- _WHAT YOU WILL DO_: Return the full material exactly.
++++ ITEMS ++++
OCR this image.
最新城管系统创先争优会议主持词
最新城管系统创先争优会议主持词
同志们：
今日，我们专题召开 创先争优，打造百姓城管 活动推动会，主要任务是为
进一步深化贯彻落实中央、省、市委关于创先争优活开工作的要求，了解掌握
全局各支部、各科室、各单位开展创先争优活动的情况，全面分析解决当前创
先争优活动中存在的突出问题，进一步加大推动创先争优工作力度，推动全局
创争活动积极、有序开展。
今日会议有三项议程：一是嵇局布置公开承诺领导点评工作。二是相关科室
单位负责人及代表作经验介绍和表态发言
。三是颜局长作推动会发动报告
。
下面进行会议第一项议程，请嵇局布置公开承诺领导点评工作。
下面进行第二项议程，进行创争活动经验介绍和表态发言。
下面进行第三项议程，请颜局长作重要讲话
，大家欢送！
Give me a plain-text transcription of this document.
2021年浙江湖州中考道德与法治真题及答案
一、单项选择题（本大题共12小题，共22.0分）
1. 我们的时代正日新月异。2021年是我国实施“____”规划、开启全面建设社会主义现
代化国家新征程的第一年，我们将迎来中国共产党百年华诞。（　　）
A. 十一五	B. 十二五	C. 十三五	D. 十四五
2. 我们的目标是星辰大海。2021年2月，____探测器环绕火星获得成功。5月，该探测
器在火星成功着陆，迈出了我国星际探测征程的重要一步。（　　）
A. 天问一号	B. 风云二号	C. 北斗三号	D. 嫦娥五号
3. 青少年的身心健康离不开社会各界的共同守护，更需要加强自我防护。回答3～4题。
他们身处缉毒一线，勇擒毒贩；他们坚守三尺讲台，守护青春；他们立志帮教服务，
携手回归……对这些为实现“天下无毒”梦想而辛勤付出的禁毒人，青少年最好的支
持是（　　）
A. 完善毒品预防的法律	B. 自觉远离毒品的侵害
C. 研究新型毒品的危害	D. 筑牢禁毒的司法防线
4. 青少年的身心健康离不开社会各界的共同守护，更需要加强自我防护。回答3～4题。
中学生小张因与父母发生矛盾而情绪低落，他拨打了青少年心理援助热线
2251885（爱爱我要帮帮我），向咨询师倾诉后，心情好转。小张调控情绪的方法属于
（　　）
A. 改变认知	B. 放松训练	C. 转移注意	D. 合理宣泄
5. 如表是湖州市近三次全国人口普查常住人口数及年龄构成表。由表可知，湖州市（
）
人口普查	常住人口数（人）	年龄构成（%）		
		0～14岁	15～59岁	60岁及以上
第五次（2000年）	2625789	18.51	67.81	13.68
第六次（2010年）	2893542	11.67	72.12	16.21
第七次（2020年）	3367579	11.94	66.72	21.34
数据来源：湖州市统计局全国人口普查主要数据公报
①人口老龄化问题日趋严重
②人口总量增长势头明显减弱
++++
- _EXERCISE SOLUTION_:
OCR this image.
最新城管系统创先争优会议主持词
最新城管系统创先争优会议主持词
同志们：
今日，我们专题召开 创先争优，打造百姓城管 活动推动会，主要任务是为
进一步深化贯彻落实中央、省、市委关于创先争优活开工作的要求，了解掌握
全局各支部、各科室、各单位开展创先争优活动的情况，全面分析解决当前创
先争优活动中存在的突出问题，进一步加大推动创先争优工作力度，推动全局
创争活动积极、有序开展。
今日会议有三项议程：一是嵇局布置公开承诺领导点评工作。二是相关科室
单位负责人及代表作经验介绍和表态发言
。三是颜局长作推动会发动报告
。
下面进行会议第一项议程，请嵇局布置公开承诺领导点评工作。
下面进行第二项议程，进行创争活动经验介绍和表态发言。
下面进行第三项议程，请颜局长作重要讲话
，大家欢送！
Give me a plain-text transcription of this document.
2021年浙江湖州中考道德与法治真题及答案
一、单项选择题（本大题共12小题，共22.0分）
1. 我们的时代正日新月异。2021年是我国实施“____”规划、开启全面建设社会主义现
代化国家新征程的第一年，我们将迎来中国共产党百年华诞。（　　）
A. 十一五	B. 十二五	C. 十三五	D. 十四五
2. 我们的目标是星辰大海。2021年2月，____探测器环绕火星获得成功。5月，该探测
器在火星成功着陆，迈出了我国星际探测征程的重要一步。（　　）
A. 天问一号	B. 风云二号	C. 北斗三号	D. 嫦娥五号
3. 青少年的身心健康离不开社会各界的共同守护，更需要加强自我防护。回答3～4题。
他们身处缉毒一线，勇擒毒贩；他们坚守三尺讲台，守护青春；他们立志帮教服务，
携手回归……对这些为实现“天下无毒”梦想而辛勤付出的禁毒人，青少年最好的支
持是（　　）
A. 完善毒品预防的法律	B. 自觉远离毒品的侵害
C. 研究新型毒品的危害	D. 筑牢禁毒的司法防线
4. 青少年的身心健康离不开社会各界的共同守护，更需要加强自我防护。回答3～4题。
中学生小张因与父母发生矛盾而情绪低落，他拨打了青少年心理援助热线
2251885（爱爱我要帮帮我），向咨询师倾诉后，心情好转。小张调控情绪的方法属于
（　　）
A. 改变认知	B. 放松训练	C. 转移注意	D. 合理宣泄
5. 如表是湖州市近三次全国人口普查常住人口数及年龄构成表。由表可知，湖州市（
）
人口普查	常住人口数（人）	年龄构成（%）		
		0～14岁	15～59岁	60岁及以上
第五次（2000年）	2625789	18.51	67.81	13.68
第六次（2010年）	2893542	11.67	72.12	16.21
第七次（2020年）	3367579	11.94	66.72	21.34
数据来源：湖州市统计局全国人口普查主要数据公报
①人口老龄化问题日趋严重
②人口总量增长势头明显减弱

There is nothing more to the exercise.